Repeat the entries that follow verbatim, without any of their pictures.

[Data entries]
■ ■ ■ ■

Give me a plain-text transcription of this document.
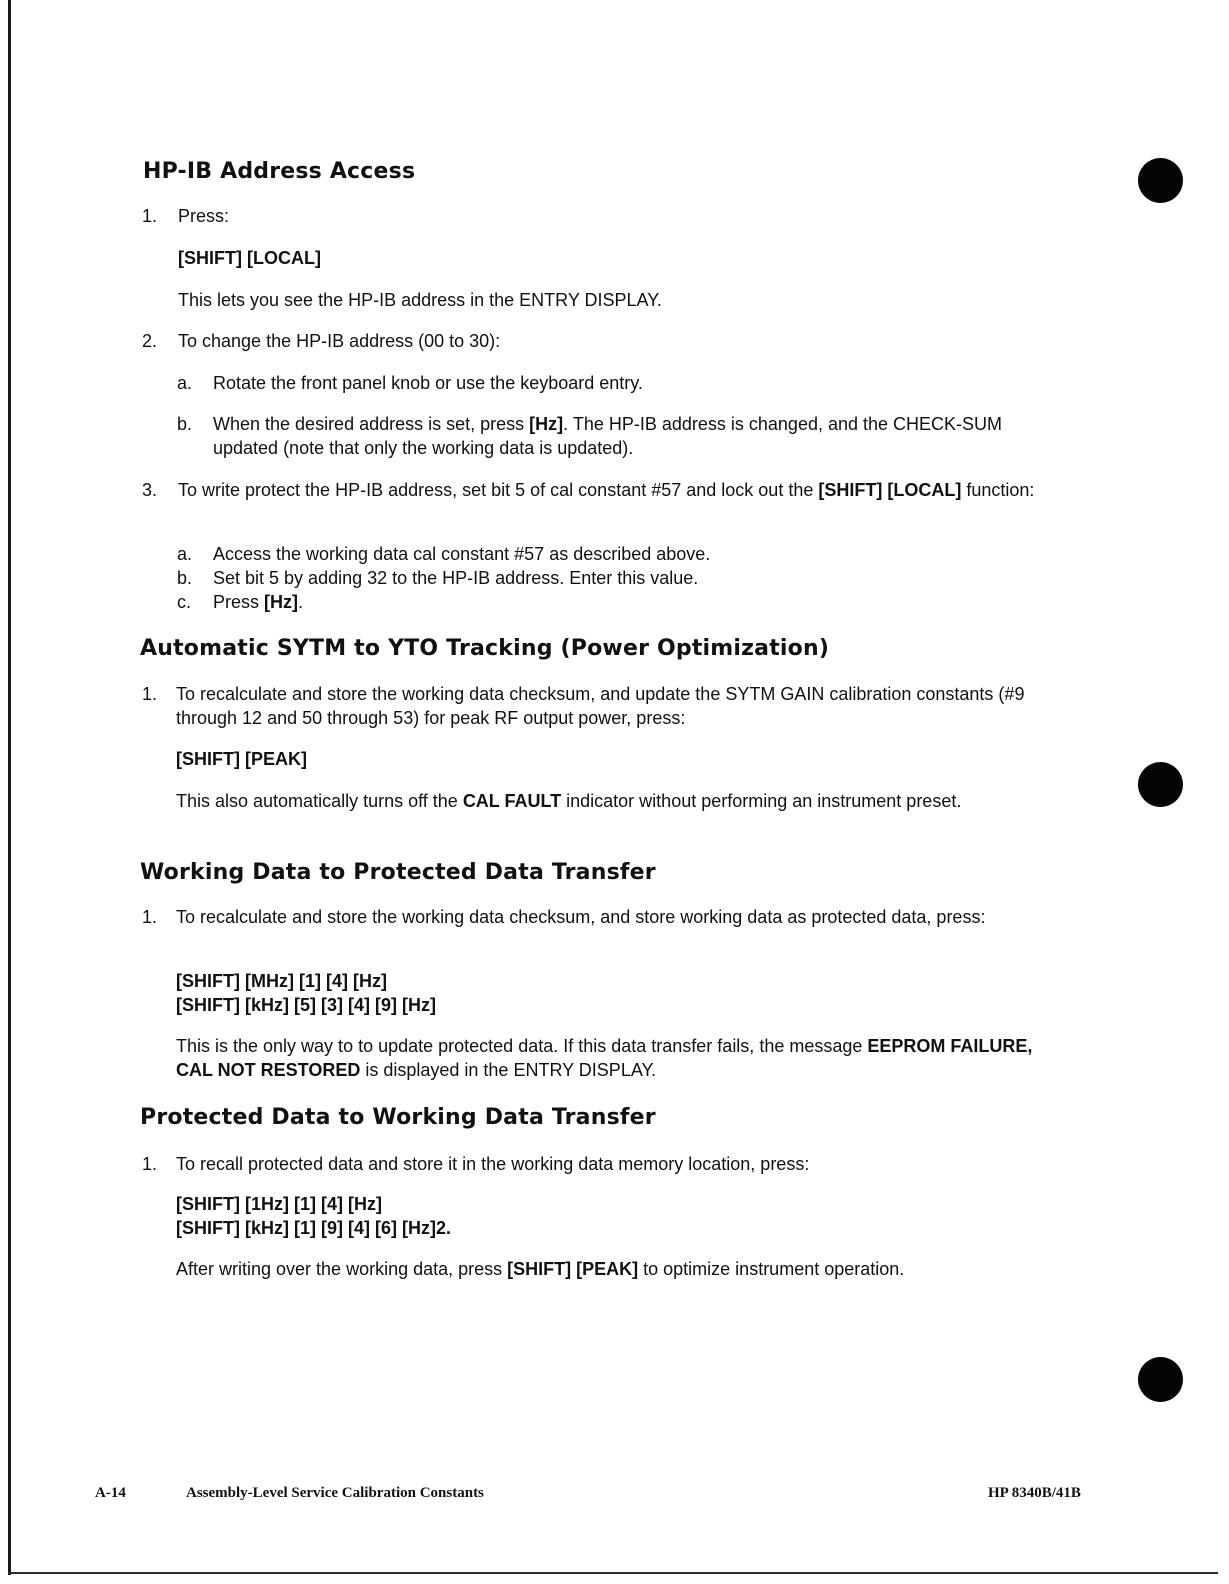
HP-IB Address Access
1. Press:

[SHIFT] [LOCAL]

This lets you see the HP-IB address in the ENTRY DISPLAY.

2. To change the HP-IB address (00 to 30):

a. Rotate the front panel knob or use the keyboard entry.

b. When the desired address is set, press [Hz]. The HP-IB address is changed, and the CHECK-SUM updated (note that only the working data is updated).

3. To write protect the HP-IB address, set bit 5 of cal constant #57 and lock out the [SHIFT] [LOCAL] function:

a. Access the working data cal constant #57 as described above.

b. Set bit 5 by adding 32 to the HP-IB address. Enter this value.

c. Press [Hz].

Automatic SYTM to YTO Tracking (Power Optimization)
1. To recalculate and store the working data checksum, and update the SYTM GAIN calibration constants (#9 through 12 and 50 through 53) for peak RF output power, press:

[SHIFT] [PEAK]

This also automatically turns off the CAL FAULT indicator without performing an instrument preset.

Working Data to Protected Data Transfer
1. To recalculate and store the working data checksum, and store working data as protected data, press:

[SHIFT] [MHz] [1] [4] [Hz]

[SHIFT] [kHz] [5] [3] [4] [9] [Hz]

This is the only way to to update protected data. If this data transfer fails, the message EEPROM FAILURE, CAL NOT RESTORED is displayed in the ENTRY DISPLAY.

Protected Data to Working Data Transfer
1. To recall protected data and store it in the working data memory location, press:

[SHIFT] [1Hz] [1] [4] [Hz]

[SHIFT] [kHz] [1] [9] [4] [6] [Hz]2.

After writing over the working data, press [SHIFT] [PEAK] to optimize instrument operation.

A-14	Assembly-Level Service Calibration Constants	HP 8340B/41B
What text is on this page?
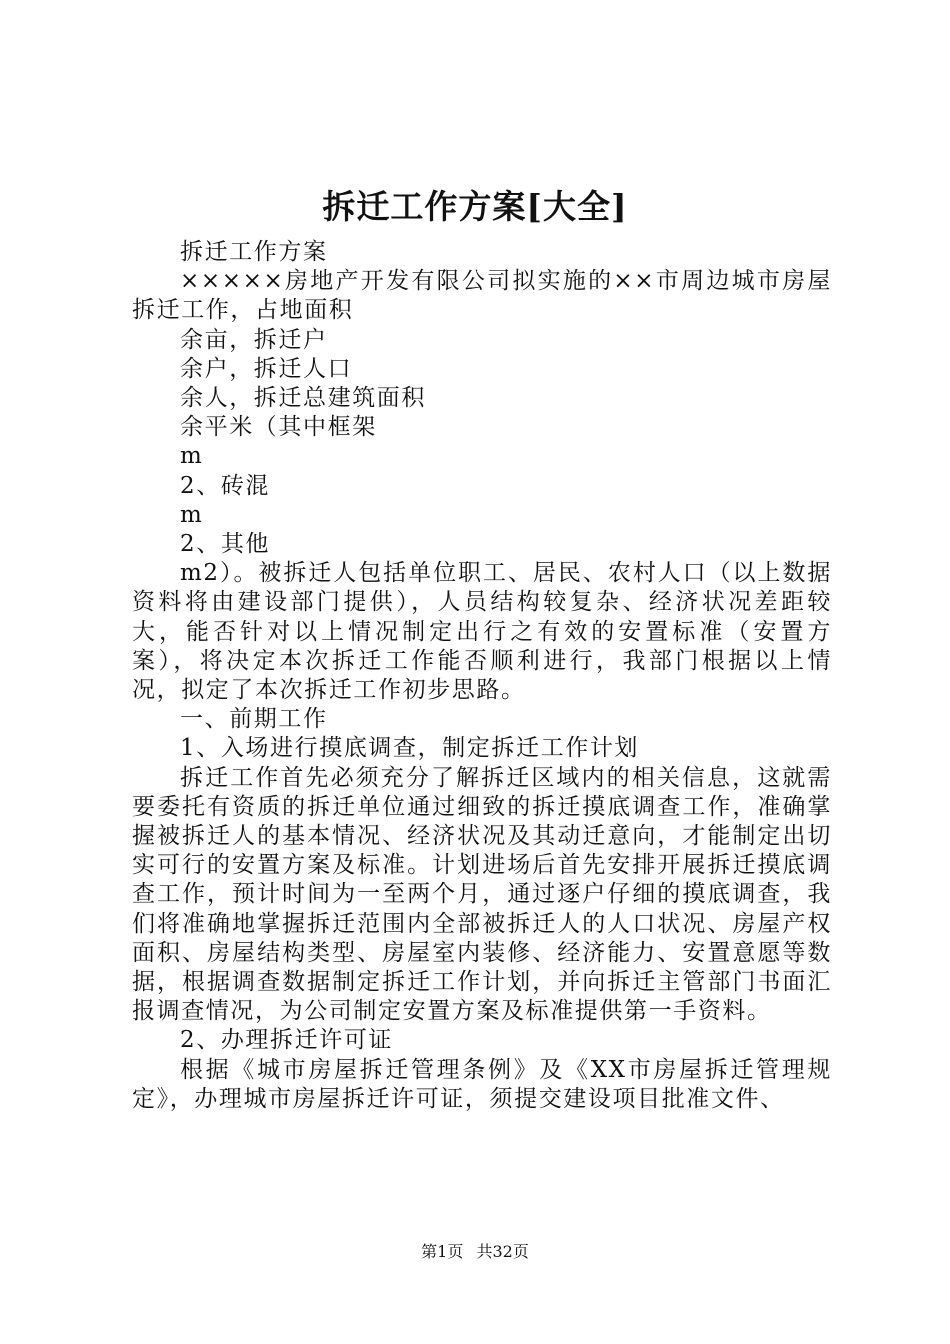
拆迁工作方案[大全]

拆迁工作方案

×××××房地产开发有限公司拟实施的××市周边城市房屋拆迁工作，占地面积

余亩，拆迁户

余户，拆迁人口

余人，拆迁总建筑面积

余平米（其中框架

m

2、砖混

m

2、其他

m2）。被拆迁人包括单位职工、居民、农村人口（以上数据资料将由建设部门提供），人员结构较复杂、经济状况差距较大，能否针对以上情况制定出行之有效的安置标准（安置方案），将决定本次拆迁工作能否顺利进行，我部门根据以上情况，拟定了本次拆迁工作初步思路。

一、前期工作

1、入场进行摸底调查，制定拆迁工作计划

拆迁工作首先必须充分了解拆迁区域内的相关信息，这就需要委托有资质的拆迁单位通过细致的拆迁摸底调查工作，准确掌握被拆迁人的基本情况、经济状况及其动迁意向，才能制定出切实可行的安置方案及标准。计划进场后首先安排开展拆迁摸底调查工作，预计时间为一至两个月，通过逐户仔细的摸底调查，我们将准确地掌握拆迁范围内全部被拆迁人的人口状况、房屋产权面积、房屋结构类型、房屋室内装修、经济能力、安置意愿等数据，根据调查数据制定拆迁工作计划，并向拆迁主管部门书面汇报调查情况，为公司制定安置方案及标准提供第一手资料。

2、办理拆迁许可证

根据《城市房屋拆迁管理条例》及《XX市房屋拆迁管理规定》，办理城市房屋拆迁许可证，须提交建设项目批准文件、

第1页 共32页
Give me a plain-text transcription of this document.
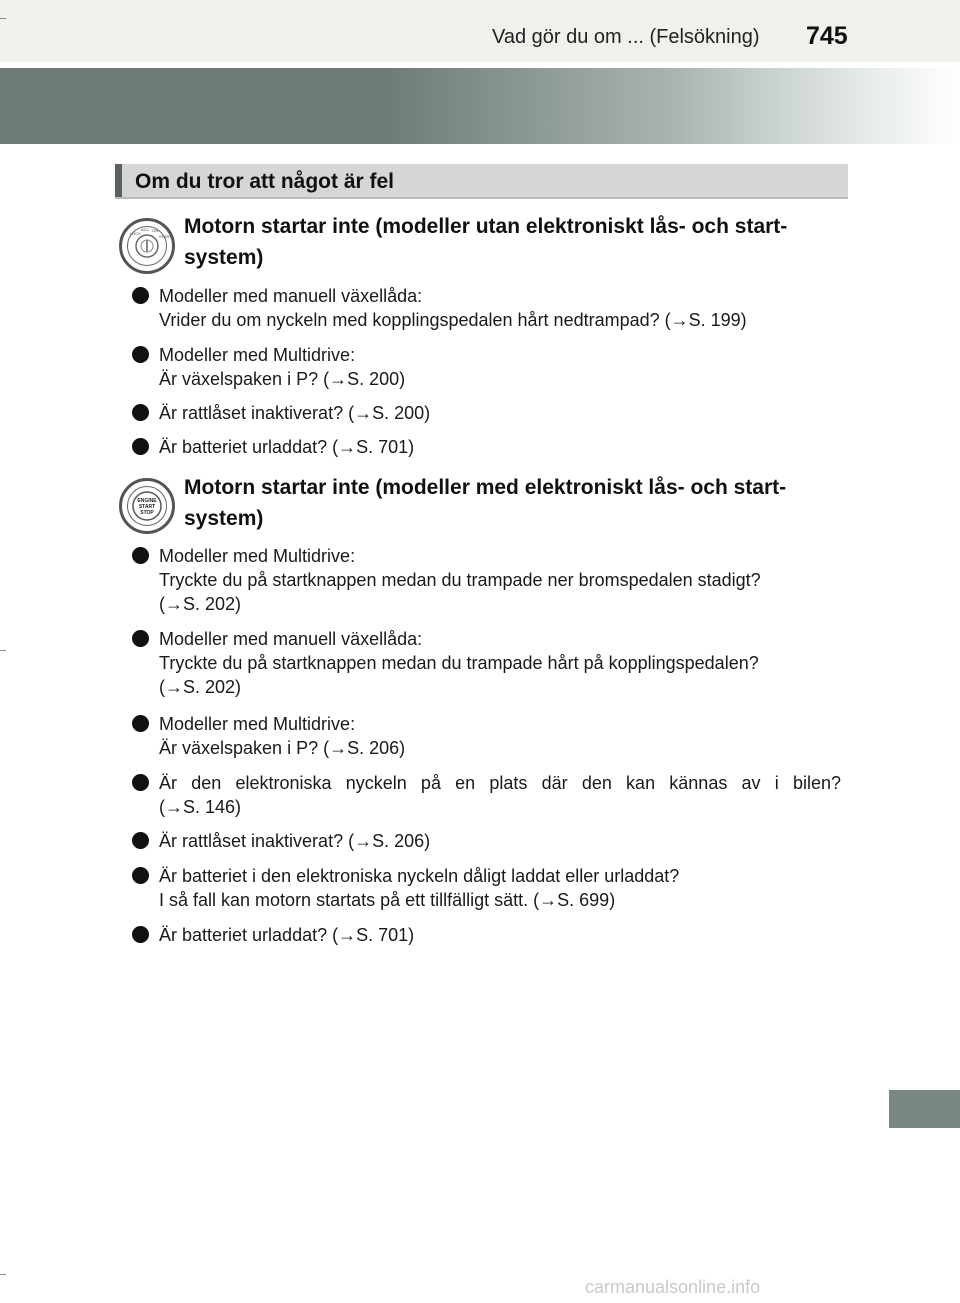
Vad gör du om ... (Felsökning) 745
Om du tror att något är fel
LOCK
ACC ON
START Motorn startar inte (modeller utan elektroniskt lås- och start-
system)
Modeller med manuell växellåda:
Vrider du om nyckeln med kopplingspedalen hårt nedtrampad? (→S. 199)
Modeller med Multidrive:
Är växelspaken i P? (→S. 200)
Är rattlåset inaktiverat? (→S. 200)
Är batteriet urladdat? (→S. 701)
ENGINE
START
STOP
Motorn startar inte (modeller med elektroniskt lås- och start-
system)
Modeller med Multidrive:
Tryckte du på startknappen medan du trampade ner bromspedalen stadigt?
(→S. 202)
Modeller med manuell växellåda:
Tryckte du på startknappen medan du trampade hårt på kopplingspedalen?
(→S. 202)
Modeller med Multidrive:
Är växelspaken i P? (→S. 206)
Är den elektroniska nyckeln på en plats där den kan kännas av i bilen?
(→S. 146)
Är rattlåset inaktiverat? (→S. 206)
Är batteriet i den elektroniska nyckeln dåligt laddat eller urladdat?
I så fall kan motorn startats på ett tillfälligt sätt. (→S. 699)
Är batteriet urladdat? (→S. 701)
carmanualsonline.info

■ ■ ■ ■

**TASK RESPONSE**
Give me a plain-text transcription of this document.
HP-IB Address Access
1. Press:

[SHIFT] [LOCAL]

This lets you see the HP-IB address in the ENTRY DISPLAY.

2. To change the HP-IB address (00 to 30):

a. Rotate the front panel knob or use the keyboard entry.

b. When the desired address is set, press [Hz]. The HP-IB address is changed, and the CHECK-SUM updated (note that only the working data is updated).

3. To write protect the HP-IB address, set bit 5 of cal constant #57 and lock out the [SHIFT] [LOCAL] function:

a. Access the working data cal constant #57 as described above.

b. Set bit 5 by adding 32 to the HP-IB address. Enter this value.

c. Press [Hz].

Automatic SYTM to YTO Tracking (Power Optimization)
1. To recalculate and store the working data checksum, and update the SYTM GAIN calibration constants (#9 through 12 and 50 through 53) for peak RF output power, press:

[SHIFT] [PEAK]

This also automatically turns off the CAL FAULT indicator without performing an instrument preset.

Working Data to Protected Data Transfer
1. To recalculate and store the working data checksum, and store working data as protected data, press:

[SHIFT] [MHz] [1] [4] [Hz]

[SHIFT] [kHz] [5] [3] [4] [9] [Hz]

This is the only way to to update protected data. If this data transfer fails, the message EEPROM FAILURE, CAL NOT RESTORED is displayed in the ENTRY DISPLAY.

Protected Data to Working Data Transfer
1. To recall protected data and store it in the working data memory location, press:

[SHIFT] [1Hz] [1] [4] [Hz]

[SHIFT] [kHz] [1] [9] [4] [6] [Hz]2.

After writing over the working data, press [SHIFT] [PEAK] to optimize instrument operation.

A-14	Assembly-Level Service Calibration Constants	HP 8340B/41B
What text is on this page?
拆迁工作方案[大全]

拆迁工作方案

×××××房地产开发有限公司拟实施的××市周边城市房屋拆迁工作，占地面积

余亩，拆迁户

余户，拆迁人口

余人，拆迁总建筑面积

余平米（其中框架

m

2、砖混

m

2、其他

m2）。被拆迁人包括单位职工、居民、农村人口（以上数据资料将由建设部门提供），人员结构较复杂、经济状况差距较大，能否针对以上情况制定出行之有效的安置标准（安置方案），将决定本次拆迁工作能否顺利进行，我部门根据以上情况，拟定了本次拆迁工作初步思路。

一、前期工作

1、入场进行摸底调查，制定拆迁工作计划

拆迁工作首先必须充分了解拆迁区域内的相关信息，这就需要委托有资质的拆迁单位通过细致的拆迁摸底调查工作，准确掌握被拆迁人的基本情况、经济状况及其动迁意向，才能制定出切实可行的安置方案及标准。计划进场后首先安排开展拆迁摸底调查工作，预计时间为一至两个月，通过逐户仔细的摸底调查，我们将准确地掌握拆迁范围内全部被拆迁人的人口状况、房屋产权面积、房屋结构类型、房屋室内装修、经济能力、安置意愿等数据，根据调查数据制定拆迁工作计划，并向拆迁主管部门书面汇报调查情况，为公司制定安置方案及标准提供第一手资料。

2、办理拆迁许可证

根据《城市房屋拆迁管理条例》及《XX市房屋拆迁管理规定》，办理城市房屋拆迁许可证，须提交建设项目批准文件、

第1页 共32页
Give me a plain-text transcription of this document.
Vad gör du om ... (Felsökning) 745
Om du tror att något är fel
LOCK
ACC ON
START Motorn startar inte (modeller utan elektroniskt lås- och start-
system)
Modeller med manuell växellåda:
Vrider du om nyckeln med kopplingspedalen hårt nedtrampad? (→S. 199)
Modeller med Multidrive:
Är växelspaken i P? (→S. 200)
Är rattlåset inaktiverat? (→S. 200)
Är batteriet urladdat? (→S. 701)
ENGINE
START
STOP
Motorn startar inte (modeller med elektroniskt lås- och start-
system)
Modeller med Multidrive:
Tryckte du på startknappen medan du trampade ner bromspedalen stadigt?
(→S. 202)
Modeller med manuell växellåda:
Tryckte du på startknappen medan du trampade hårt på kopplingspedalen?
(→S. 202)
Modeller med Multidrive:
Är växelspaken i P? (→S. 206)
Är den elektroniska nyckeln på en plats där den kan kännas av i bilen?
(→S. 146)
Är rattlåset inaktiverat? (→S. 206)
Är batteriet i den elektroniska nyckeln dåligt laddat eller urladdat?
I så fall kan motorn startats på ett tillfälligt sätt. (→S. 699)
Är batteriet urladdat? (→S. 701)
carmanualsonline.info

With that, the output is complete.